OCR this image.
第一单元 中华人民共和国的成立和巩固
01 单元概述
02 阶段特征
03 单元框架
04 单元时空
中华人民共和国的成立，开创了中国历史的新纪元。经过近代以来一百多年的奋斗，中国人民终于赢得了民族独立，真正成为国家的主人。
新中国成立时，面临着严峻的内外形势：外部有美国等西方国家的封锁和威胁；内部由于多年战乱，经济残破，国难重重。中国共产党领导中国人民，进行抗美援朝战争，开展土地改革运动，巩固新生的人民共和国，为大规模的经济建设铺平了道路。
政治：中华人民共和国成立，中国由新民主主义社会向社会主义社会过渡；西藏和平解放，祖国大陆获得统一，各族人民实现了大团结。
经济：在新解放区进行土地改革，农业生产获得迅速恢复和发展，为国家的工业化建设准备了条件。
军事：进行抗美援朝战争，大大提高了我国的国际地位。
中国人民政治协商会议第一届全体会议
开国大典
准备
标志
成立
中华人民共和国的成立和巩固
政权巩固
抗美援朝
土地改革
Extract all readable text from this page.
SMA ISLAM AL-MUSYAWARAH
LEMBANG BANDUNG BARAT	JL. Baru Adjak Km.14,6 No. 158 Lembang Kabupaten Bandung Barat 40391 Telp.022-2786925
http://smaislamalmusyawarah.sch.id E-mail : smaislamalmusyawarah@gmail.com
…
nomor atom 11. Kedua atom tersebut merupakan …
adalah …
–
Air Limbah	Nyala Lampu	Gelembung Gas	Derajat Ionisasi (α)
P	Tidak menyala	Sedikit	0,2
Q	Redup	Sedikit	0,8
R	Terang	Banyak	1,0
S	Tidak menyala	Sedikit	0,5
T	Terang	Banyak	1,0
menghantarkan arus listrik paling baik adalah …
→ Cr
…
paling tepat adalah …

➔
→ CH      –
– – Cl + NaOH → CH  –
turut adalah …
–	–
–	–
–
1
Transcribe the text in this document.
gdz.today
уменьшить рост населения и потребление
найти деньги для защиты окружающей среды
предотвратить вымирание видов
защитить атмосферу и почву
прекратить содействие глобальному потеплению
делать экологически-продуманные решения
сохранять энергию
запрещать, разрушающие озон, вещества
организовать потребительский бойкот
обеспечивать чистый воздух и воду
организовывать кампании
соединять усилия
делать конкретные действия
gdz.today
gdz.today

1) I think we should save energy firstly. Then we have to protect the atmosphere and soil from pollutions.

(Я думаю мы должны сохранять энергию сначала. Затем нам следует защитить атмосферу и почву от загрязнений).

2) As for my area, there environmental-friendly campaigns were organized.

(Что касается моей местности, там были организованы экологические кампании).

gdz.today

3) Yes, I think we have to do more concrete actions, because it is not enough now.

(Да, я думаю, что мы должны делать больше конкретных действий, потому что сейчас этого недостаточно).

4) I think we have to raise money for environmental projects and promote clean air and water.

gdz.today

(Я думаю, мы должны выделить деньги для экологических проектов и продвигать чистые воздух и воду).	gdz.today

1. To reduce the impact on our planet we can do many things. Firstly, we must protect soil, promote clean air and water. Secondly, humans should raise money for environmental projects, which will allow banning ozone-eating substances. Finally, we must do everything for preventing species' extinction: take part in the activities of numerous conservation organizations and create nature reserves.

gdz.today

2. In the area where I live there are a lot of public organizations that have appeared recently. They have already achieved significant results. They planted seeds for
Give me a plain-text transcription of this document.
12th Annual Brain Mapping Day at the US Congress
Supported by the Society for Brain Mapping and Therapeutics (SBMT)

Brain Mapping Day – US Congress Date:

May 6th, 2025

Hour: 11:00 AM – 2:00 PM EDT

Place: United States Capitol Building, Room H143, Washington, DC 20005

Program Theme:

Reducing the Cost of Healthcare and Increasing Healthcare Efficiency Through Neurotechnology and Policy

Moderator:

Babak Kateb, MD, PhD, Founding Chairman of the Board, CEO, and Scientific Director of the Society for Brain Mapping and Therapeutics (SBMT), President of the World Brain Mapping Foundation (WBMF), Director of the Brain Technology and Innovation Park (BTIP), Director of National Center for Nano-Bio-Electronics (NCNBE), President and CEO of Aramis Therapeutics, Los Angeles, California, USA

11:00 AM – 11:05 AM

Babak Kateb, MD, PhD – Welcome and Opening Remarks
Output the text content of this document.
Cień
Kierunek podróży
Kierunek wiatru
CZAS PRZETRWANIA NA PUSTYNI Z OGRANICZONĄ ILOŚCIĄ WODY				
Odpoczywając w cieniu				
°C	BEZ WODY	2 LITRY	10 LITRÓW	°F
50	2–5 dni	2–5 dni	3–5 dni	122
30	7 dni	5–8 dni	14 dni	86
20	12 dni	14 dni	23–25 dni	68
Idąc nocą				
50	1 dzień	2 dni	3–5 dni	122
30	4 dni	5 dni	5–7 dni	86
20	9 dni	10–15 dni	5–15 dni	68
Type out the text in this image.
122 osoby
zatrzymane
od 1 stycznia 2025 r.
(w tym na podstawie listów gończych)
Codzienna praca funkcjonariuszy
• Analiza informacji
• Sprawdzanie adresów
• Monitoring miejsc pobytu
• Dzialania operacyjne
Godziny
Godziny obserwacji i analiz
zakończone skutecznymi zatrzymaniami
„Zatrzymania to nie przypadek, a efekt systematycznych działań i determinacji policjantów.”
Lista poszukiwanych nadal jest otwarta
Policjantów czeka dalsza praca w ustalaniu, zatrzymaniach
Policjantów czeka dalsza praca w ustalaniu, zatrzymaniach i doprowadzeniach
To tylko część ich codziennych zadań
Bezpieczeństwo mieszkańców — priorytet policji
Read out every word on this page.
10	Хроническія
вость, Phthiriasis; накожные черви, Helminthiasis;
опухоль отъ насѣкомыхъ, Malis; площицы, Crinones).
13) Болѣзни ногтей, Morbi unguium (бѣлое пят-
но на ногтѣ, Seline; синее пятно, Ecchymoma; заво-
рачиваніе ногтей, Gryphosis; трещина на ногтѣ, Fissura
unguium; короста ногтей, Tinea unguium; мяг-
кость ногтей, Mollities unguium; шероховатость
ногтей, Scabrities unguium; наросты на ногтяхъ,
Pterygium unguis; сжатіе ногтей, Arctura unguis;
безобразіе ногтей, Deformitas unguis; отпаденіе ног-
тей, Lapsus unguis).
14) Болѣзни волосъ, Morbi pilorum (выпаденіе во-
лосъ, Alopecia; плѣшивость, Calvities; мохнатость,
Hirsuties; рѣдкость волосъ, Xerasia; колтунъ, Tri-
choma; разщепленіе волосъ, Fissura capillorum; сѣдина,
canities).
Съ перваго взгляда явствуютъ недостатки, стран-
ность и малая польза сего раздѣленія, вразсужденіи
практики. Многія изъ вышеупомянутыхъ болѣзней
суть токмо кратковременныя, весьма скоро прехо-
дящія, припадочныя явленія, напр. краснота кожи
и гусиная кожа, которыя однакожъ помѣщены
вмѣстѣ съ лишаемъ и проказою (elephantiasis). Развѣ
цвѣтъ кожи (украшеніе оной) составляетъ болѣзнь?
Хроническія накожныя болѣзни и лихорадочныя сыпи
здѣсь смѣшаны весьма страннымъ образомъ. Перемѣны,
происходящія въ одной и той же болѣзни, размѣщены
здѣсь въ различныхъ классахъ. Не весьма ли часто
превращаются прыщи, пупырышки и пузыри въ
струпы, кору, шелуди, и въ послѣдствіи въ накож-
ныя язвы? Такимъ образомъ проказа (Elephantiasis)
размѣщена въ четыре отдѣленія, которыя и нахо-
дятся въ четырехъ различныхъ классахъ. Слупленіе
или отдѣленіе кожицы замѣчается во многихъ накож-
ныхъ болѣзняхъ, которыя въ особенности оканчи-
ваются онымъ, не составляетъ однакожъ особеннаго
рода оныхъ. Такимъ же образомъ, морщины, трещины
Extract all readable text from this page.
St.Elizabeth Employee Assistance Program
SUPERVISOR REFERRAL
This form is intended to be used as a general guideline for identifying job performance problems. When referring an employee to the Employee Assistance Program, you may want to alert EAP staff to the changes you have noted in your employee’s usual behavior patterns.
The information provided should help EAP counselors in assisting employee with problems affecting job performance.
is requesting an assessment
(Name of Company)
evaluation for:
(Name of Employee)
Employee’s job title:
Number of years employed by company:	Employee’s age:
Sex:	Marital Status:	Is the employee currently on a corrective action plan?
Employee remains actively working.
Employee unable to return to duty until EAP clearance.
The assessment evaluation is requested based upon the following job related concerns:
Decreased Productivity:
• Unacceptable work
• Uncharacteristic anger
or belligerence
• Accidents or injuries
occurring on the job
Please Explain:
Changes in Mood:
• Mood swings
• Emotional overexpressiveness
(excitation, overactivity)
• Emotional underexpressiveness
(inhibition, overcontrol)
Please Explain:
──────
# Directive
Scan the material above. Return every line containing the string "中华人民共和国的成立和巩固".

# Answer
第一单元 中华人民共和国的成立和巩固
中华人民共和国的成立和巩固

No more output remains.